##### Task input
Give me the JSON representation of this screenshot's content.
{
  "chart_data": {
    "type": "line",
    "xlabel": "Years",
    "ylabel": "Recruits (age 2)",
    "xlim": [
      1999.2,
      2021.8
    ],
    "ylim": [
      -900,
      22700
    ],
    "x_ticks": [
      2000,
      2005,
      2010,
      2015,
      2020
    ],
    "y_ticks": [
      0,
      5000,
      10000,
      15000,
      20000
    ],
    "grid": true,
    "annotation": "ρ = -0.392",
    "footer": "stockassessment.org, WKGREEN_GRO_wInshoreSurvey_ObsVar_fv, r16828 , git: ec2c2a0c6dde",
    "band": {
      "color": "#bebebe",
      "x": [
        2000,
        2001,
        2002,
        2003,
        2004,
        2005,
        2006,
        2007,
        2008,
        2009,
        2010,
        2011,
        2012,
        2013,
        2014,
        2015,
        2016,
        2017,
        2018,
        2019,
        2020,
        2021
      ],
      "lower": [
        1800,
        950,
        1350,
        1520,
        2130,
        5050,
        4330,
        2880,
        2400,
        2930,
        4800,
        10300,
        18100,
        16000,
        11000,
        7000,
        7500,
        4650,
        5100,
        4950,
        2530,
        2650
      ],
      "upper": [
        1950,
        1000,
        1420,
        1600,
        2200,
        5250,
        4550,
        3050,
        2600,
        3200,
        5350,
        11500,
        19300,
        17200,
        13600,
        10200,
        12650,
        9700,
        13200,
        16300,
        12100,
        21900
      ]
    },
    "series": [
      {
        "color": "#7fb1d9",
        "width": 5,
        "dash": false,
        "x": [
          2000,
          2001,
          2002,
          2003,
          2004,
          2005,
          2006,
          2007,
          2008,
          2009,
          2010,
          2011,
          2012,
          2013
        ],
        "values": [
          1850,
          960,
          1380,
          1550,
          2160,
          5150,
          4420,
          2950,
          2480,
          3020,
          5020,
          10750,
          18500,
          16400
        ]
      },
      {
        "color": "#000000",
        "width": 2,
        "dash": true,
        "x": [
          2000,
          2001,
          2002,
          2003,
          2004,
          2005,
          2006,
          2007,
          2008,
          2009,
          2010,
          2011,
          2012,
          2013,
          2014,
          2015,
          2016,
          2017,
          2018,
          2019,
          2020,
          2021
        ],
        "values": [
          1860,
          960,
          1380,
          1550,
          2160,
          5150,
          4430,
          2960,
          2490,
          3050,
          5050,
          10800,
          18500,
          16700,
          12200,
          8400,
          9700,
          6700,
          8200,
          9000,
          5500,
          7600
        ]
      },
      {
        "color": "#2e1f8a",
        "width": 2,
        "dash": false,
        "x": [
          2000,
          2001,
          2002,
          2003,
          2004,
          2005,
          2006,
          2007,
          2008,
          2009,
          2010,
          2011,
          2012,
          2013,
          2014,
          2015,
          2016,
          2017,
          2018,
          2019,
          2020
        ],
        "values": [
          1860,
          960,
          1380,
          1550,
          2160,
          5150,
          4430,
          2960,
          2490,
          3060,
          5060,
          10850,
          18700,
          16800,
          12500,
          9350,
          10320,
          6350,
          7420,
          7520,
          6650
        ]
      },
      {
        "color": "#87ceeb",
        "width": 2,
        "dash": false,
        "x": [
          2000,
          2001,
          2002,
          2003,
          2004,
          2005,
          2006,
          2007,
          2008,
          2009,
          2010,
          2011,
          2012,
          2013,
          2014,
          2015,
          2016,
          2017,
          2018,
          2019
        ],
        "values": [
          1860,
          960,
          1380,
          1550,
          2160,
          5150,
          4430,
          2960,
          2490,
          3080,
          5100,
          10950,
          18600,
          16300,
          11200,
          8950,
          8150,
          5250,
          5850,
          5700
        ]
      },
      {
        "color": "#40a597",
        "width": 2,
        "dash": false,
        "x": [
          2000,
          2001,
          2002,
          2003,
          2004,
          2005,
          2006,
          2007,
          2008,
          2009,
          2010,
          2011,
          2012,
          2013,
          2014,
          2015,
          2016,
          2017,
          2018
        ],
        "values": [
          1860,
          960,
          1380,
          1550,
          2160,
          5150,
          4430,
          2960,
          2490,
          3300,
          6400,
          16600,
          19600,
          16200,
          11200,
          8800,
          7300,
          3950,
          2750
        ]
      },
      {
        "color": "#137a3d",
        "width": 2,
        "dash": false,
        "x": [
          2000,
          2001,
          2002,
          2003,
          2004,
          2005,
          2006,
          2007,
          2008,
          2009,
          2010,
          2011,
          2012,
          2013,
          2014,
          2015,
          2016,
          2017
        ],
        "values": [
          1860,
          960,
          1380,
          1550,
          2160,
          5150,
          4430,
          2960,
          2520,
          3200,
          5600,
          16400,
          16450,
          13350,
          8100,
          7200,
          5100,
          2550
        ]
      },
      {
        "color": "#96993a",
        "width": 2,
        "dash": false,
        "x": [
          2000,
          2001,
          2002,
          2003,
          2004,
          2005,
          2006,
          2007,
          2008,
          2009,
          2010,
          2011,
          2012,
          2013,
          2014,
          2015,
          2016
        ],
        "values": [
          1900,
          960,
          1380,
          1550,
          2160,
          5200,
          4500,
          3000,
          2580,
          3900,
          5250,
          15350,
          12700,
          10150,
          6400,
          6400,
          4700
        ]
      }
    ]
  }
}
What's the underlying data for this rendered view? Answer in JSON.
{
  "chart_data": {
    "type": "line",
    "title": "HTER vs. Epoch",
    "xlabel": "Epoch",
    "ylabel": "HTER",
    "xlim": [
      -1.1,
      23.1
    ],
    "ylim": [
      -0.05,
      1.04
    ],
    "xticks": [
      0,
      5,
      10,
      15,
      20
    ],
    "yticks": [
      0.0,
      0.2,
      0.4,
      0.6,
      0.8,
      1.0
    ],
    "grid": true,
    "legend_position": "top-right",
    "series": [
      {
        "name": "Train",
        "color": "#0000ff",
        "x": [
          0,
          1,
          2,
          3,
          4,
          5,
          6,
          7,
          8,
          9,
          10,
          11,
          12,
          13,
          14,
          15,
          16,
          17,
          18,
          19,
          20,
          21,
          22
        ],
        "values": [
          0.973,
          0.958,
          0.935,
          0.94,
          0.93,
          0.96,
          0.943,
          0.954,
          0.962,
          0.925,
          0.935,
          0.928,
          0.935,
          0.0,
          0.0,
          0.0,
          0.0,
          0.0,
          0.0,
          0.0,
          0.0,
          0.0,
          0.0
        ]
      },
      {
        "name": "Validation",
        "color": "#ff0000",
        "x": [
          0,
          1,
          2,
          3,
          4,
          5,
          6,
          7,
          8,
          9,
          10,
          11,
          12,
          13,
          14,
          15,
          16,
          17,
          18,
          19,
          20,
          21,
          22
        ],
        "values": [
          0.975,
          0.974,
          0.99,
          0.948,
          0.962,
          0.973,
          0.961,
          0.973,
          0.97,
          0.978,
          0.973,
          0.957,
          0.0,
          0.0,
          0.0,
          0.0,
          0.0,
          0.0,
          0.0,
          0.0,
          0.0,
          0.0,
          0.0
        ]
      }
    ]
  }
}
##########
__Your objective__
Copy all data exactly, start to finish.

__Solved problem__
Give me the JSON representation of this screenshot's content.
{
  "chart_data": {
    "type": "line",
    "xlabel": "Years",
    "ylabel": "Recruits (age 2)",
    "xlim": [
      1999.2,
      2021.8
    ],
    "ylim": [
      -900,
      22700
    ],
    "x_ticks": [
      2000,
      2005,
      2010,
      2015,
      2020
    ],
    "y_ticks": [
      0,
      5000,
      10000,
      15000,
      20000
    ],
    "grid": true,
    "annotation": "ρ = -0.392",
    "footer": "stockassessment.org, WKGREEN_GRO_wInshoreSurvey_ObsVar_fv, r16828 , git: ec2c2a0c6dde",
    "band": {
      "color": "#bebebe",
      "x": [
        2000,
        2001,
        2002,
        2003,
        2004,
        2005,
        2006,
        2007,
        2008,
        2009,
        2010,
        2011,
        2012,
        2013,
        2014,
        2015,
        2016,
        2017,
        2018,
        2019,
        2020,
        2021
      ],
      "lower": [
        1800,
        950,
        1350,
        1520,
        2130,
        5050,
        4330,
        2880,
        2400,
        2930,
        4800,
        10300,
        18100,
        16000,
        11000,
        7000,
        7500,
        4650,
        5100,
        4950,
        2530,
        2650
      ],
      "upper": [
        1950,
        1000,
        1420,
        1600,
        2200,
        5250,
        4550,
        3050,
        2600,
        3200,
        5350,
        11500,
        19300,
        17200,
        13600,
        10200,
        12650,
        9700,
        13200,
        16300,
        12100,
        21900
      ]
    },
    "series": [
      {
        "color": "#7fb1d9",
        "width": 5,
        "dash": false,
        "x": [
          2000,
          2001,
          2002,
          2003,
          2004,
          2005,
          2006,
          2007,
          2008,
          2009,
          2010,
          2011,
          2012,
          2013
        ],
        "values": [
          1850,
          960,
          1380,
          1550,
          2160,
          5150,
          4420,
          2950,
          2480,
          3020,
          5020,
          10750,
          18500,
          16400
        ]
      },
      {
        "color": "#000000",
        "width": 2,
        "dash": true,
        "x": [
          2000,
          2001,
          2002,
          2003,
          2004,
          2005,
          2006,
          2007,
          2008,
          2009,
          2010,
          2011,
          2012,
          2013,
          2014,
          2015,
          2016,
          2017,
          2018,
          2019,
          2020,
          2021
        ],
        "values": [
          1860,
          960,
          1380,
          1550,
          2160,
          5150,
          4430,
          2960,
          2490,
          3050,
          5050,
          10800,
          18500,
          16700,
          12200,
          8400,
          9700,
          6700,
          8200,
          9000,
          5500,
          7600
        ]
      },
      {
        "color": "#2e1f8a",
        "width": 2,
        "dash": false,
        "x": [
          2000,
          2001,
          2002,
          2003,
          2004,
          2005,
          2006,
          2007,
          2008,
          2009,
          2010,
          2011,
          2012,
          2013,
          2014,
          2015,
          2016,
          2017,
          2018,
          2019,
          2020
        ],
        "values": [
          1860,
          960,
          1380,
          1550,
          2160,
          5150,
          4430,
          2960,
          2490,
          3060,
          5060,
          10850,
          18700,
          16800,
          12500,
          9350,
          10320,
          6350,
          7420,
          7520,
          6650
        ]
      },
      {
        "color": "#87ceeb",
        "width": 2,
        "dash": false,
        "x": [
          2000,
          2001,
          2002,
          2003,
          2004,
          2005,
          2006,
          2007,
          2008,
          2009,
          2010,
          2011,
          2012,
          2013,
          2014,
          2015,
          2016,
          2017,
          2018,
          2019
        ],
        "values": [
          1860,
          960,
          1380,
          1550,
          2160,
          5150,
          4430,
          2960,
          2490,
          3080,
          5100,
          10950,
          18600,
          16300,
          11200,
          8950,
          8150,
          5250,
          5850,
          5700
        ]
      },
      {
        "color": "#40a597",
        "width": 2,
        "dash": false,
        "x": [
          2000,
          2001,
          2002,
          2003,
          2004,
          2005,
          2006,
          2007,
          2008,
          2009,
          2010,
          2011,
          2012,
          2013,
          2014,
          2015,
          2016,
          2017,
          2018
        ],
        "values": [
          1860,
          960,
          1380,
          1550,
          2160,
          5150,
          4430,
          2960,
          2490,
          3300,
          6400,
          16600,
          19600,
          16200,
          11200,
          8800,
          7300,
          3950,
          2750
        ]
      },
      {
        "color": "#137a3d",
        "width": 2,
        "dash": false,
        "x": [
          2000,
          2001,
          2002,
          2003,
          2004,
          2005,
          2006,
          2007,
          2008,
          2009,
          2010,
          2011,
          2012,
          2013,
          2014,
          2015,
          2016,
          2017
        ],
        "values": [
          1860,
          960,
          1380,
          1550,
          2160,
          5150,
          4430,
          2960,
          2520,
          3200,
          5600,
          16400,
          16450,
          13350,
          8100,
          7200,
          5100,
          2550
        ]
      },
      {
        "color": "#96993a",
        "width": 2,
        "dash": false,
        "x": [
          2000,
          2001,
          2002,
          2003,
          2004,
          2005,
          2006,
          2007,
          2008,
          2009,
          2010,
          2011,
          2012,
          2013,
          2014,
          2015,
          2016
        ],
        "values": [
          1900,
          960,
          1380,
          1550,
          2160,
          5200,
          4500,
          3000,
          2580,
          3900,
          5250,
          15350,
          12700,
          10150,
          6400,
          6400,
          4700
        ]
      }
    ]
  }
}
What's the underlying data for this rendered view? Answer in JSON.
{
  "chart_data": {
    "type": "line",
    "title": "HTER vs. Epoch",
    "xlabel": "Epoch",
    "ylabel": "HTER",
    "xlim": [
      -1.1,
      23.1
    ],
    "ylim": [
      -0.05,
      1.04
    ],
    "xticks": [
      0,
      5,
      10,
      15,
      20
    ],
    "yticks": [
      0.0,
      0.2,
      0.4,
      0.6,
      0.8,
      1.0
    ],
    "grid": true,
    "legend_position": "top-right",
    "series": [
      {
        "name": "Train",
        "color": "#0000ff",
        "x": [
          0,
          1,
          2,
          3,
          4,
          5,
          6,
          7,
          8,
          9,
          10,
          11,
          12,
          13,
          14,
          15,
          16,
          17,
          18,
          19,
          20,
          21,
          22
        ],
        "values": [
          0.973,
          0.958,
          0.935,
          0.94,
          0.93,
          0.96,
          0.943,
          0.954,
          0.962,
          0.925,
          0.935,
          0.928,
          0.935,
          0.0,
          0.0,
          0.0,
          0.0,
          0.0,
          0.0,
          0.0,
          0.0,
          0.0,
          0.0
        ]
      },
      {
        "name": "Validation",
        "color": "#ff0000",
        "x": [
          0,
          1,
          2,
          3,
          4,
          5,
          6,
          7,
          8,
          9,
          10,
          11,
          12,
          13,
          14,
          15,
          16,
          17,
          18,
          19,
          20,
          21,
          22
        ],
        "values": [
          0.975,
          0.974,
          0.99,
          0.948,
          0.962,
          0.973,
          0.961,
          0.973,
          0.97,
          0.978,
          0.973,
          0.957,
          0.0,
          0.0,
          0.0,
          0.0,
          0.0,
          0.0,
          0.0,
          0.0,
          0.0,
          0.0,
          0.0
        ]
      }
    ]
  }
}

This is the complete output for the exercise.